Task requirements -
Repeat each entry in full, exactly.

┌─ Data entries

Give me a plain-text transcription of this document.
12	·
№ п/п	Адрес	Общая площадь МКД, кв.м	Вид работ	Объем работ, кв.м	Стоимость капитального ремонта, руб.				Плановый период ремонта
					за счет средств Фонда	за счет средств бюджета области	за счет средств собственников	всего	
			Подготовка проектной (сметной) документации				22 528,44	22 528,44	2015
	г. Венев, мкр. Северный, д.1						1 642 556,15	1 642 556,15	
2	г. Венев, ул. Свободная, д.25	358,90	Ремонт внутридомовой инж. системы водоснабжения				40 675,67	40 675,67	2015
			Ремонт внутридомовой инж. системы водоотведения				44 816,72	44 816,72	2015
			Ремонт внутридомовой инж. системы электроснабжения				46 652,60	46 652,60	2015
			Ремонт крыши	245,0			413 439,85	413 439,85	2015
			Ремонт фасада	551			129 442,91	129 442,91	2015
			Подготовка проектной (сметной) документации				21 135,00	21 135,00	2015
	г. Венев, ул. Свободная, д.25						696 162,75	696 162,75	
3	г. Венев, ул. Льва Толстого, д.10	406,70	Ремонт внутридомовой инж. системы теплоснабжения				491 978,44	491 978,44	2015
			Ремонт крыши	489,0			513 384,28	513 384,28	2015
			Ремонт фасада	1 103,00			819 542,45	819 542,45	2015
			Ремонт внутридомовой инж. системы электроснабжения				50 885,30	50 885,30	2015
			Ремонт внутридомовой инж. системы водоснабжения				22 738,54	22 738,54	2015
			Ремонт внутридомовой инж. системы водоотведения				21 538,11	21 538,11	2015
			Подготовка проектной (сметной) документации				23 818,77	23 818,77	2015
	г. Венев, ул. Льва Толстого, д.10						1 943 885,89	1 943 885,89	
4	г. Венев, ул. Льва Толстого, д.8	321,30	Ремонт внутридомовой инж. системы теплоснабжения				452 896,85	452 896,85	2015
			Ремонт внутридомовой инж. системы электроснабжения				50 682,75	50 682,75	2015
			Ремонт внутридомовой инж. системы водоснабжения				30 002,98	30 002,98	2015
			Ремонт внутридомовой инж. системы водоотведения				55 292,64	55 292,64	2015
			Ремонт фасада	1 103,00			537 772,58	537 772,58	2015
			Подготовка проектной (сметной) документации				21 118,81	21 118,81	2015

└─

Worked solution -
Give me a plain-text transcription of this document.
12	·
№ п/п	Адрес	Общая площадь МКД, кв.м	Вид работ	Объем работ, кв.м	Стоимость капитального ремонта, руб.				Плановый период ремонта
					за счет средств Фонда	за счет средств бюджета области	за счет средств собственников	всего	
			Подготовка проектной (сметной) документации				22 528,44	22 528,44	2015
	г. Венев, мкр. Северный, д.1						1 642 556,15	1 642 556,15	
2	г. Венев, ул. Свободная, д.25	358,90	Ремонт внутридомовой инж. системы водоснабжения				40 675,67	40 675,67	2015
			Ремонт внутридомовой инж. системы водоотведения				44 816,72	44 816,72	2015
			Ремонт внутридомовой инж. системы электроснабжения				46 652,60	46 652,60	2015
			Ремонт крыши	245,0			413 439,85	413 439,85	2015
			Ремонт фасада	551			129 442,91	129 442,91	2015
			Подготовка проектной (сметной) документации				21 135,00	21 135,00	2015
	г. Венев, ул. Свободная, д.25						696 162,75	696 162,75	
3	г. Венев, ул. Льва Толстого, д.10	406,70	Ремонт внутридомовой инж. системы теплоснабжения				491 978,44	491 978,44	2015
			Ремонт крыши	489,0			513 384,28	513 384,28	2015
			Ремонт фасада	1 103,00			819 542,45	819 542,45	2015
			Ремонт внутридомовой инж. системы электроснабжения				50 885,30	50 885,30	2015
			Ремонт внутридомовой инж. системы водоснабжения				22 738,54	22 738,54	2015
			Ремонт внутридомовой инж. системы водоотведения				21 538,11	21 538,11	2015
			Подготовка проектной (сметной) документации				23 818,77	23 818,77	2015
	г. Венев, ул. Льва Толстого, д.10						1 943 885,89	1 943 885,89	
4	г. Венев, ул. Льва Толстого, д.8	321,30	Ремонт внутридомовой инж. системы теплоснабжения				452 896,85	452 896,85	2015
			Ремонт внутридомовой инж. системы электроснабжения				50 682,75	50 682,75	2015
			Ремонт внутридомовой инж. системы водоснабжения				30 002,98	30 002,98	2015
			Ремонт внутридомовой инж. системы водоотведения				55 292,64	55 292,64	2015
			Ремонт фасада	1 103,00			537 772,58	537 772,58	2015
			Подготовка проектной (сметной) документации				21 118,81	21 118,81	2015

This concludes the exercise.